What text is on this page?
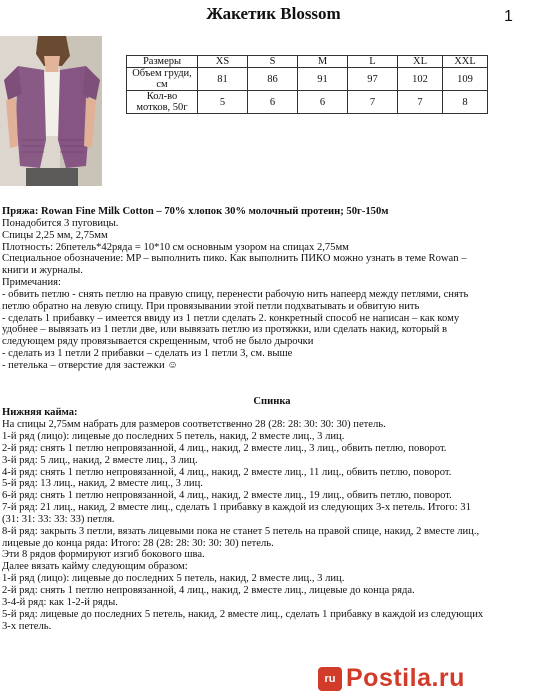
Жакетик Blossom	1
Размеры	XS	S	M	L	XL	XXL
Объем груди, см	81	86	91	97	102	109
Кол-во мотков, 50г	5	6	6	7	7	8
Пряжа: Rowan Fine Milk Cotton – 70% хлопок 30% молочный протеин; 50г-150м
Понадобится 3 пуговицы.
Спицы 2,25 мм, 2,75мм
Плотность: 26петель*42ряда = 10*10 см основным узором на спицах 2,75мм
Специальное обозначение: MP – выполнить пико. Как выполнить ПИКО можно узнать в теме Rowan –
книги и журналы.
Примечания:
- обвить петлю - снять петлю на правую спицу, перенести рабочую нить напеерд между петлями, снять
петлю обратно на левую спицу. При провязывании этой петли подхватывать и обвитую нить
- сделать 1 прибавку – имеется ввиду из 1 петли сделать 2. конкретный способ не написан – как кому
удобнее – вывязать из 1 петли две, или вывязать петлю из протяжки, или сделать накид, который в
следующем ряду провязывается скрещенным, чтоб не было дырочки
- сделать из 1 петли 2 прибавки – сделать из 1 петли 3, см. выше
- петелька – отверстие для застежки ☺
Спинка
Нижняя кайма:
На спицы 2,75мм набрать для размеров соответственно 28 (28: 28: 30: 30: 30) петель.
1-й ряд (лицо): лицевые до последних 5 петель, накид, 2 вместе лиц., 3 лиц.
2-й ряд: снять 1 петлю непровязанной, 4 лиц., накид, 2 вместе лиц., 3 лиц., обвить петлю, поворот.
3-й ряд: 5 лиц., накид, 2 вместе лиц., 3 лиц.
4-й ряд: снять 1 петлю непровязанной, 4 лиц., накид, 2 вместе лиц., 11 лиц., обвить петлю, поворот.
5-й ряд: 13 лиц., накид, 2 вместе лиц., 3 лиц.
6-й ряд: снять 1 петлю непровязанной, 4 лиц., накид, 2 вместе лиц., 19 лиц., обвить петлю, поворот.
7-й ряд: 21 лиц., накид, 2 вместе лиц., сделать 1 прибавку в каждой из следующих 3-х петель. Итого: 31
(31: 31: 33: 33: 33) петля.
8-й ряд: закрыть 3 петли, вязать лицевыми пока не станет 5 петель на правой спице, накид, 2 вместе лиц.,
лицевые до конца ряда: Итого: 28 (28: 28: 30: 30: 30) петель.
Эти 8 рядов формируют изгиб бокового шва.
Далее вязать кайму следующим образом:
1-й ряд (лицо): лицевые до последних 5 петель, накид, 2 вместе лиц., 3 лиц.
2-й ряд: снять 1 петлю непровязанной, 4 лиц., накид, 2 вместе лиц., лицевые до конца ряда.
3-4-й ряд: как 1-2-й ряды.
5-й ряд: лицевые до последних 5 петель, накид, 2 вместе лиц., сделать 1 прибавку в каждой из следующих
3-х петель.
ru Postila.ru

::::::::::

→ **Work required**
Show every line in the records above that contains the word "прибавку".

→ **Result for this task**
- сделать 1 прибавку – имеется ввиду из 1 петли сделать 2. конкретный способ не написан – как кому
7-й ряд: 21 лиц., накид, 2 вместе лиц., сделать 1 прибавку в каждой из следующих 3-х петель. Итого: 31
5-й ряд: лицевые до последних 5 петель, накид, 2 вместе лиц., сделать 1 прибавку в каждой из следующих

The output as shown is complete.